[Task instructions] Could you output each line of the data that follows exactly?

[The records]
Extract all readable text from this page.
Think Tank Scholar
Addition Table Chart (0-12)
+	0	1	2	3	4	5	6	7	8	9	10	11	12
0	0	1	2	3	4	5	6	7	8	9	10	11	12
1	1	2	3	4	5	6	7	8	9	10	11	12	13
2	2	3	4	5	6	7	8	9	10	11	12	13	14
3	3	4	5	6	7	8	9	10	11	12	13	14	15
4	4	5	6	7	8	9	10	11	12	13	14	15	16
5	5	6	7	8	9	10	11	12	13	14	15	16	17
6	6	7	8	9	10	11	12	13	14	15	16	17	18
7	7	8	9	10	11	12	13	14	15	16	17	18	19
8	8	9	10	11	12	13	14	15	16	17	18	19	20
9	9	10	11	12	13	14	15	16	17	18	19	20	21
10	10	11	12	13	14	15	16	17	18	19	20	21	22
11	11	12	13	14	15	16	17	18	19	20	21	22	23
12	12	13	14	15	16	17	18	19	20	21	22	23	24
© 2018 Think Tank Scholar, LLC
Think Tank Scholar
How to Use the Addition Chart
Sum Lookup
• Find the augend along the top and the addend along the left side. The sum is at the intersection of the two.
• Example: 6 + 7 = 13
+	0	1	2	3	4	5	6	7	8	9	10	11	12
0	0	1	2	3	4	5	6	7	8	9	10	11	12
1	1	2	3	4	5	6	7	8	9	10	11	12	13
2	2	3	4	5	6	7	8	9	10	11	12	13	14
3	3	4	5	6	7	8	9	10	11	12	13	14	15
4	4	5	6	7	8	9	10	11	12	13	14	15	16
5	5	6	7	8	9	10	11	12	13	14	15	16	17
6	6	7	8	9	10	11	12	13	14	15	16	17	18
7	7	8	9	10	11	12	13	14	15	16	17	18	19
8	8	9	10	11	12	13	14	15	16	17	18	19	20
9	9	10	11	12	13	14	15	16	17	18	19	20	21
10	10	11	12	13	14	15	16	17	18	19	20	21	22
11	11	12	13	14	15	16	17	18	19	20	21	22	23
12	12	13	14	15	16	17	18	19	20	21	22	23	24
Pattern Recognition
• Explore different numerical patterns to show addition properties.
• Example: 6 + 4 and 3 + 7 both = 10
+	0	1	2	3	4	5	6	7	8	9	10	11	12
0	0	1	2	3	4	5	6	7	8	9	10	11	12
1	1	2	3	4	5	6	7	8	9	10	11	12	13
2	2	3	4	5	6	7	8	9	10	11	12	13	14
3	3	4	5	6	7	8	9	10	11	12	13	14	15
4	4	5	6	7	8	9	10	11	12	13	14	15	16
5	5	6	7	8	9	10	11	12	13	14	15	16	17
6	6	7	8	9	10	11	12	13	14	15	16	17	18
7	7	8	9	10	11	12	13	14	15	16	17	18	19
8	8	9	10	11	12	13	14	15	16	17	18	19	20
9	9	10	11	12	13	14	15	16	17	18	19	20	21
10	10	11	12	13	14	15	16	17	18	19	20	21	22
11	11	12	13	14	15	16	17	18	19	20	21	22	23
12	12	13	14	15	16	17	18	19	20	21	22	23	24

[The answer]
Extract all readable text from this page.
Think Tank Scholar
Addition Table Chart (0-12)
+	0	1	2	3	4	5	6	7	8	9	10	11	12
0	0	1	2	3	4	5	6	7	8	9	10	11	12
1	1	2	3	4	5	6	7	8	9	10	11	12	13
2	2	3	4	5	6	7	8	9	10	11	12	13	14
3	3	4	5	6	7	8	9	10	11	12	13	14	15
4	4	5	6	7	8	9	10	11	12	13	14	15	16
5	5	6	7	8	9	10	11	12	13	14	15	16	17
6	6	7	8	9	10	11	12	13	14	15	16	17	18
7	7	8	9	10	11	12	13	14	15	16	17	18	19
8	8	9	10	11	12	13	14	15	16	17	18	19	20
9	9	10	11	12	13	14	15	16	17	18	19	20	21
10	10	11	12	13	14	15	16	17	18	19	20	21	22
11	11	12	13	14	15	16	17	18	19	20	21	22	23
12	12	13	14	15	16	17	18	19	20	21	22	23	24
© 2018 Think Tank Scholar, LLC
Think Tank Scholar
How to Use the Addition Chart
Sum Lookup
• Find the augend along the top and the addend along the left side. The sum is at the intersection of the two.
• Example: 6 + 7 = 13
+	0	1	2	3	4	5	6	7	8	9	10	11	12
0	0	1	2	3	4	5	6	7	8	9	10	11	12
1	1	2	3	4	5	6	7	8	9	10	11	12	13
2	2	3	4	5	6	7	8	9	10	11	12	13	14
3	3	4	5	6	7	8	9	10	11	12	13	14	15
4	4	5	6	7	8	9	10	11	12	13	14	15	16
5	5	6	7	8	9	10	11	12	13	14	15	16	17
6	6	7	8	9	10	11	12	13	14	15	16	17	18
7	7	8	9	10	11	12	13	14	15	16	17	18	19
8	8	9	10	11	12	13	14	15	16	17	18	19	20
9	9	10	11	12	13	14	15	16	17	18	19	20	21
10	10	11	12	13	14	15	16	17	18	19	20	21	22
11	11	12	13	14	15	16	17	18	19	20	21	22	23
12	12	13	14	15	16	17	18	19	20	21	22	23	24
Pattern Recognition
• Explore different numerical patterns to show addition properties.
• Example: 6 + 4 and 3 + 7 both = 10
+	0	1	2	3	4	5	6	7	8	9	10	11	12
0	0	1	2	3	4	5	6	7	8	9	10	11	12
1	1	2	3	4	5	6	7	8	9	10	11	12	13
2	2	3	4	5	6	7	8	9	10	11	12	13	14
3	3	4	5	6	7	8	9	10	11	12	13	14	15
4	4	5	6	7	8	9	10	11	12	13	14	15	16
5	5	6	7	8	9	10	11	12	13	14	15	16	17
6	6	7	8	9	10	11	12	13	14	15	16	17	18
7	7	8	9	10	11	12	13	14	15	16	17	18	19
8	8	9	10	11	12	13	14	15	16	17	18	19	20
9	9	10	11	12	13	14	15	16	17	18	19	20	21
10	10	11	12	13	14	15	16	17	18	19	20	21	22
11	11	12	13	14	15	16	17	18	19	20	21	22	23
12	12	13	14	15	16	17	18	19	20	21	22	23	24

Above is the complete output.